* [SHORT PROBLEM] Return the items word for word, beginning with the first line and continuing through the line that contains "result-title[interactable]: stortuvan Instagram".

##### SOURCE RECORDS #####

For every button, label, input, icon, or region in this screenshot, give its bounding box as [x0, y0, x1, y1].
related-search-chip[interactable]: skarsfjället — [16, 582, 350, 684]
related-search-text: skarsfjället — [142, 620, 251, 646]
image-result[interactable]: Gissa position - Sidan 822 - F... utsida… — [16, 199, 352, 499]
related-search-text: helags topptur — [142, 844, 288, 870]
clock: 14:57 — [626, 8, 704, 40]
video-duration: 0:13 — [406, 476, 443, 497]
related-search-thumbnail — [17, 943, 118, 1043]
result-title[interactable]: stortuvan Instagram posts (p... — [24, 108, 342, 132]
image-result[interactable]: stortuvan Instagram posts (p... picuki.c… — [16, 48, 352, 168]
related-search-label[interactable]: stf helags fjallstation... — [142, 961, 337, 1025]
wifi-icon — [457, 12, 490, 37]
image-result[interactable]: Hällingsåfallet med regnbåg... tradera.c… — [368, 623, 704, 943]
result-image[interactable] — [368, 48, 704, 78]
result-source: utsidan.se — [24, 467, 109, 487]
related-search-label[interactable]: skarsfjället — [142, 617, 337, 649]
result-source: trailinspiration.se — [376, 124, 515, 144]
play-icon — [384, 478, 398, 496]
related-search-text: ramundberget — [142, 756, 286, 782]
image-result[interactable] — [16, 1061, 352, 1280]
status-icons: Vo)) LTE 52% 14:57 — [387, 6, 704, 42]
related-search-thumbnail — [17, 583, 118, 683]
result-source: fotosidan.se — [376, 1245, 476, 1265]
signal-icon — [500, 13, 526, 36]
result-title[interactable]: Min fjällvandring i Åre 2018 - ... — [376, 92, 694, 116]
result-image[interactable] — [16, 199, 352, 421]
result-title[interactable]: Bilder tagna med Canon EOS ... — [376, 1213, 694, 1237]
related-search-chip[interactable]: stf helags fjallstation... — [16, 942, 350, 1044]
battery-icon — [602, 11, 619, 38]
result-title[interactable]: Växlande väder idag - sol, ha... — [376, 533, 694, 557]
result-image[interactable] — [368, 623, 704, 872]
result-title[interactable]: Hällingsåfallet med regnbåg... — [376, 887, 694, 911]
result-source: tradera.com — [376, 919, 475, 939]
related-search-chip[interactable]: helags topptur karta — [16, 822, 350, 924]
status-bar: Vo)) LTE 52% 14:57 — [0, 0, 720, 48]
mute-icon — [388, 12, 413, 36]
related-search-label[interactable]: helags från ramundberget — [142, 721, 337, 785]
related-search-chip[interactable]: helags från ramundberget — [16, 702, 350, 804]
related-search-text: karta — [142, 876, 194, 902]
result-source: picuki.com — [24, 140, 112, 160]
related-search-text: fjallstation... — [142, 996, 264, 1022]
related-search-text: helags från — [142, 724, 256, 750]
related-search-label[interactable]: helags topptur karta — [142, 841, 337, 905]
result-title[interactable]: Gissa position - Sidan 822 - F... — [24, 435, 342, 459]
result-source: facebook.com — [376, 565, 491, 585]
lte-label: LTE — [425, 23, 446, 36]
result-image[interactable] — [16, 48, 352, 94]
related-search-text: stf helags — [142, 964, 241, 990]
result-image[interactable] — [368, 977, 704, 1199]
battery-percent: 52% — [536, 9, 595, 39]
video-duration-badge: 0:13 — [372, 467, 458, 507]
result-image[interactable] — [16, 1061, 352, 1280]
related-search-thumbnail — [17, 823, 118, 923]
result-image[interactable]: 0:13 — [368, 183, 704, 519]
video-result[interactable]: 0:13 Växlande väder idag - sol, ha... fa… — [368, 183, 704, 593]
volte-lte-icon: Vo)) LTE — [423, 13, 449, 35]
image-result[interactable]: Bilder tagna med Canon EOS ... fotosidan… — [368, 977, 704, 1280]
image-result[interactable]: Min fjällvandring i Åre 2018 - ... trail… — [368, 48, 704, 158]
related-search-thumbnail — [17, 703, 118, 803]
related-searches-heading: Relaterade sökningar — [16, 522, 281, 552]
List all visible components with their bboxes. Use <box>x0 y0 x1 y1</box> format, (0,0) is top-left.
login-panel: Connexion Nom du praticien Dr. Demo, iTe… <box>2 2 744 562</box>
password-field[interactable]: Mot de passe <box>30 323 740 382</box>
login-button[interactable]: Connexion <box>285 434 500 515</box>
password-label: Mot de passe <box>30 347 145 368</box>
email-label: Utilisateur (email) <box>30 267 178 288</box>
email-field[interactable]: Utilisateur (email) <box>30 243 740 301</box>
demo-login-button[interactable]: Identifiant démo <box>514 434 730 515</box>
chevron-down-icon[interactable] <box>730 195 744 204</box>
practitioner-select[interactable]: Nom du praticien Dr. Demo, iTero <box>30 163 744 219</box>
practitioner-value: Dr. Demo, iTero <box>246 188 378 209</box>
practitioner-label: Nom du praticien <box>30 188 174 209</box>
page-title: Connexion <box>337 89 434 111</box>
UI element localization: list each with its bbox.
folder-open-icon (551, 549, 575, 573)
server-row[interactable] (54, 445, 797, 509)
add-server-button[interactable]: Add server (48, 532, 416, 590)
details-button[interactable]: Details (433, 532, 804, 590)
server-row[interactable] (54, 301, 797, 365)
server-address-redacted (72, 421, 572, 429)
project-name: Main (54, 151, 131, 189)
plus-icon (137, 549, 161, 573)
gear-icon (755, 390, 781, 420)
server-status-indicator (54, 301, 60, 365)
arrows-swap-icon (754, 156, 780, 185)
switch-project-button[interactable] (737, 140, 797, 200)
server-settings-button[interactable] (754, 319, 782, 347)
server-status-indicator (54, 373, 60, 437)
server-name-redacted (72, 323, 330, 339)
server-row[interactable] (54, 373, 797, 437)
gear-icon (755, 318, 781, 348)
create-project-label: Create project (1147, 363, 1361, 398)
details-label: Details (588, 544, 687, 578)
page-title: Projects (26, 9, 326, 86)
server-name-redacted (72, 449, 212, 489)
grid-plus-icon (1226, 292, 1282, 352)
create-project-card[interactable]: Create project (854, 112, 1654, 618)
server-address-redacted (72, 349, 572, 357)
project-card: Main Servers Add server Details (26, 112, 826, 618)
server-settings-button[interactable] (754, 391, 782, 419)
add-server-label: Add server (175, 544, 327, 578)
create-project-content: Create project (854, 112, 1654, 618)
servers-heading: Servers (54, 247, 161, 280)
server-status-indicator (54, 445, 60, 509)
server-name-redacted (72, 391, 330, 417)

#####

* [REPLY TO THE EXERCISE]
For every button, label, input, icon, or region in this screenshot, give its bounding box as [x0, y0, x1, y1].
related-search-chip[interactable]: skarsfjället — [16, 582, 350, 684]
related-search-text: skarsfjället — [142, 620, 251, 646]
image-result[interactable]: Gissa position - Sidan 822 - F... utsida… — [16, 199, 352, 499]
related-search-text: helags topptur — [142, 844, 288, 870]
clock: 14:57 — [626, 8, 704, 40]
video-duration: 0:13 — [406, 476, 443, 497]
related-search-thumbnail — [17, 943, 118, 1043]
result-title[interactable]: stortuvan Instagram posts (p... — [24, 108, 342, 132]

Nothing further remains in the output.